◆ TASK INSTRUCTIONS
Tally the lines in the following entries that include the word "event"; state only the total.

BEGIN MATERIAL FOR THE TASK

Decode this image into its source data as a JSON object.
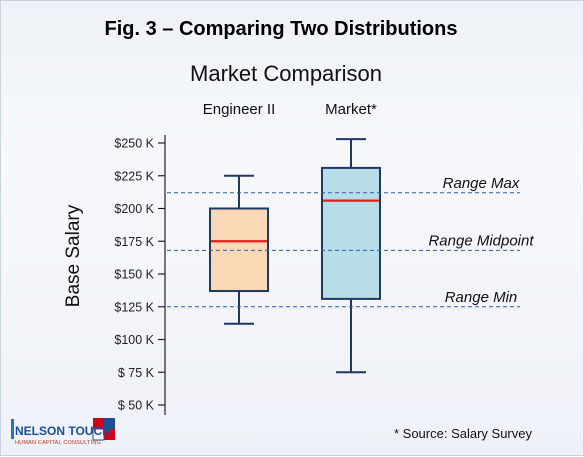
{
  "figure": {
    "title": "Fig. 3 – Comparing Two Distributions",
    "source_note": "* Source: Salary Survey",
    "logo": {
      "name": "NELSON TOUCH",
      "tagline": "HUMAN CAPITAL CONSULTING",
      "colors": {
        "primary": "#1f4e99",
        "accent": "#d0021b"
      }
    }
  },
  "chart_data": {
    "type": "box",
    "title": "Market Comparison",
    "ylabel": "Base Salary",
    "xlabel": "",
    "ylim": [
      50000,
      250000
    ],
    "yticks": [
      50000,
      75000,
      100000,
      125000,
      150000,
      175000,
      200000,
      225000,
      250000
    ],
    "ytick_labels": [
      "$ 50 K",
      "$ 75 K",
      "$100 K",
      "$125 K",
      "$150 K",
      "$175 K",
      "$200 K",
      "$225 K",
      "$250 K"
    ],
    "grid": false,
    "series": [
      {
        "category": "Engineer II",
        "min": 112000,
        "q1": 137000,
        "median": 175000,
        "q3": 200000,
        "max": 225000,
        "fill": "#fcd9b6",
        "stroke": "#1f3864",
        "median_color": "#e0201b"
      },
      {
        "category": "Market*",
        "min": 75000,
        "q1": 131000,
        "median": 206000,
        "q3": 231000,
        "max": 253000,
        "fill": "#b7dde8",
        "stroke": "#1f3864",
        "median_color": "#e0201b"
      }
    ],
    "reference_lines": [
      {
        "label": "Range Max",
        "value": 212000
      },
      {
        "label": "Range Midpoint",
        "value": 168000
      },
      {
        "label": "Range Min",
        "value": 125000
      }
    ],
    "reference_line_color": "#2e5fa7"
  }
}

END MATERIAL FOR THE TASK
BEGIN MATERIAL FOR THE TASK

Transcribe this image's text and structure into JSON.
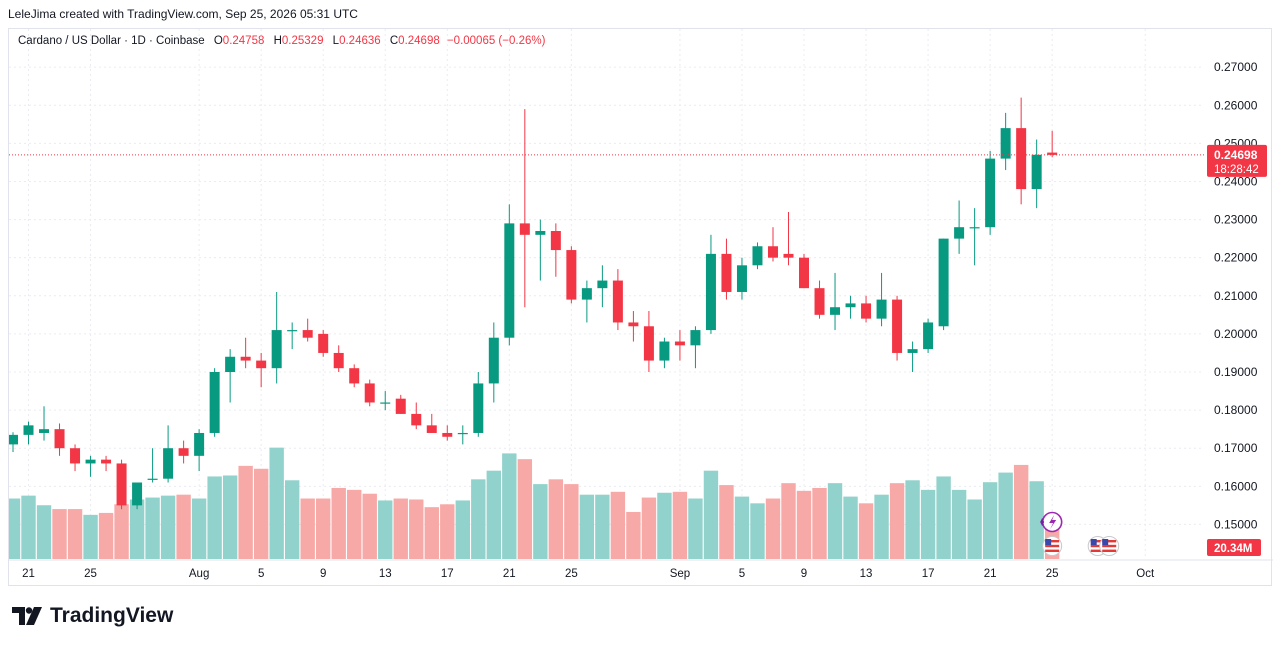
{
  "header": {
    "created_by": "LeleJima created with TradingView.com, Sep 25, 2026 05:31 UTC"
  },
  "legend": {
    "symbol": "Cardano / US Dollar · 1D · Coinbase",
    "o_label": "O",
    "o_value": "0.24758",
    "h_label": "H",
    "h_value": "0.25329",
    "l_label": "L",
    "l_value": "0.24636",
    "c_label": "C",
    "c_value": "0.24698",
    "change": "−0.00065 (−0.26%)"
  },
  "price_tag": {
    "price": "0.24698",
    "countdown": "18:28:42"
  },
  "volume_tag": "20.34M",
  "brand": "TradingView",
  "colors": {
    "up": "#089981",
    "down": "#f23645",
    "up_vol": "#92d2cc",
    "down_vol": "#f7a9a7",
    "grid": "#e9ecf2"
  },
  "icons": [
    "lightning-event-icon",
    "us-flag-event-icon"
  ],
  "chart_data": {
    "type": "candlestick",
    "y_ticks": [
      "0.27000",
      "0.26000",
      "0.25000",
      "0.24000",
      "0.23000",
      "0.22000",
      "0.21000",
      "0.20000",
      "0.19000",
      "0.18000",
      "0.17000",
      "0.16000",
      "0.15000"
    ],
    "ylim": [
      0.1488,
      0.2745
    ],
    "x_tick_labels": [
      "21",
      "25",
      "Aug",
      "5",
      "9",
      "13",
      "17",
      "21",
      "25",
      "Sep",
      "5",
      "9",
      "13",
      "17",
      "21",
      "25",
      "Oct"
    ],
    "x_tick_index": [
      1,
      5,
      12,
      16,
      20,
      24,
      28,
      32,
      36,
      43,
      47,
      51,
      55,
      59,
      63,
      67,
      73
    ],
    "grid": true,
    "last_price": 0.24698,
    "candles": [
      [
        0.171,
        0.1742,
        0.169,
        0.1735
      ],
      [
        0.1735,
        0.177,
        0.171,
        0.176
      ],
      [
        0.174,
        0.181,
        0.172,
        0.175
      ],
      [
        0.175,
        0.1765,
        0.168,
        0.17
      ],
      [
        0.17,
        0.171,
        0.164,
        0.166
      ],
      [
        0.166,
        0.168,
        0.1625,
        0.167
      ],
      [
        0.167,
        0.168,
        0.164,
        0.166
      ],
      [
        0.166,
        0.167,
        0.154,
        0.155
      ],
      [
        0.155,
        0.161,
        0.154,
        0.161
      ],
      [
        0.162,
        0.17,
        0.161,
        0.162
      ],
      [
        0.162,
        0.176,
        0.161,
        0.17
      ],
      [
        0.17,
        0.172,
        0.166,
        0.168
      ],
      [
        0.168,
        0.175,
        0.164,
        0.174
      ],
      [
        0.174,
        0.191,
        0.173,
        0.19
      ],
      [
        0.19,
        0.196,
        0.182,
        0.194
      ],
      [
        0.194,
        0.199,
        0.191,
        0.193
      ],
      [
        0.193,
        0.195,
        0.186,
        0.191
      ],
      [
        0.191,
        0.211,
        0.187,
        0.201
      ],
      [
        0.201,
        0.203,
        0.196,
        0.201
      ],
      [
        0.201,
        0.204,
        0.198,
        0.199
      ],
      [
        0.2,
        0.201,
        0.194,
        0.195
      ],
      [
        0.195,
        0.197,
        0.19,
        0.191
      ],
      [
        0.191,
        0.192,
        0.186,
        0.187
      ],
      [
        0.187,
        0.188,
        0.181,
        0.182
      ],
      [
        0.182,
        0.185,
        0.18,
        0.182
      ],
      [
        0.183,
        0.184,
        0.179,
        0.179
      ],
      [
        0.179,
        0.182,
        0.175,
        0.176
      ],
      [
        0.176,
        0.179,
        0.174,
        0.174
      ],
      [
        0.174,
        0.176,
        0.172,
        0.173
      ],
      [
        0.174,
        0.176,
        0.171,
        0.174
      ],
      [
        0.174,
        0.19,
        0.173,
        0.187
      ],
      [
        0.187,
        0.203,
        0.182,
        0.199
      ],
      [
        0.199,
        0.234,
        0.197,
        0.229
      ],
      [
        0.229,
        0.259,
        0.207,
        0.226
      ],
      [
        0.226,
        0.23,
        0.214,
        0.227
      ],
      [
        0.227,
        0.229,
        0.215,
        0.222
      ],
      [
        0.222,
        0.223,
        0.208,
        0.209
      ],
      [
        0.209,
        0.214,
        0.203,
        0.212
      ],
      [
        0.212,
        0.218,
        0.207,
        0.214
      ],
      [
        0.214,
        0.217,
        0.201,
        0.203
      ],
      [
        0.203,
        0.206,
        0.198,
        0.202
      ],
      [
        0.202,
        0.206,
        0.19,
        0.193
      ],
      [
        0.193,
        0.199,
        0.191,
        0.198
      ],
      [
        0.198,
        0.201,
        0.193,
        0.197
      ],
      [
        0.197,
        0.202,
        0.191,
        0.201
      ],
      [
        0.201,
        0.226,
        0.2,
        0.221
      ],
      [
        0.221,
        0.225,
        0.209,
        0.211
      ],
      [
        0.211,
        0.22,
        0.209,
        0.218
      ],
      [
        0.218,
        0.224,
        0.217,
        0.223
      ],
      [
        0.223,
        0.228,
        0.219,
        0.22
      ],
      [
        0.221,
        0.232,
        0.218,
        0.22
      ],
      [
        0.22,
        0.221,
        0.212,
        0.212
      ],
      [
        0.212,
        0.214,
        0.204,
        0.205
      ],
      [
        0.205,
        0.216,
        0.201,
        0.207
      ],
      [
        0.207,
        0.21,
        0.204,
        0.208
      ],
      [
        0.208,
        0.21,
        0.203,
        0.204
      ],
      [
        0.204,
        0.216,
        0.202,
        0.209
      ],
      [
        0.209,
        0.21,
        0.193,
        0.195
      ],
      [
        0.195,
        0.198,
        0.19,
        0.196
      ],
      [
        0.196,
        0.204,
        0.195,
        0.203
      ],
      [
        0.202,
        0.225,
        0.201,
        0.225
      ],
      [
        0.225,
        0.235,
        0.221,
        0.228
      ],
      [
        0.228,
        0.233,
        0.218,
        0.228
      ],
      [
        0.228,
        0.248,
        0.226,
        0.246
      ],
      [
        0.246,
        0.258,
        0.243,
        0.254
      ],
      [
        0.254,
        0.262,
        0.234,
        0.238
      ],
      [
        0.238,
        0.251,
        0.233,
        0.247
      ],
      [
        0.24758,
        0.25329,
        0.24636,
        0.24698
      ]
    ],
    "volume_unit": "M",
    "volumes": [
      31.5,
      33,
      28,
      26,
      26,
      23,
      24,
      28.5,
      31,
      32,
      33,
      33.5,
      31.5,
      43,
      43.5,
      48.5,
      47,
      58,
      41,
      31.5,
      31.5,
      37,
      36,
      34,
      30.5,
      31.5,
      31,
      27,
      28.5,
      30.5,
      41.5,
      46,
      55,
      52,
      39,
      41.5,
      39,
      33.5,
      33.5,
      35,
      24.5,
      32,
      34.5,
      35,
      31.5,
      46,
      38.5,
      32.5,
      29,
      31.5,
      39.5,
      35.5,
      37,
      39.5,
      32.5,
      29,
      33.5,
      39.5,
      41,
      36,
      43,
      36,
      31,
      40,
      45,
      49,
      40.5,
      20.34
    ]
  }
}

END MATERIAL FOR THE TASK

◆ EXERCISE SOLUTION
2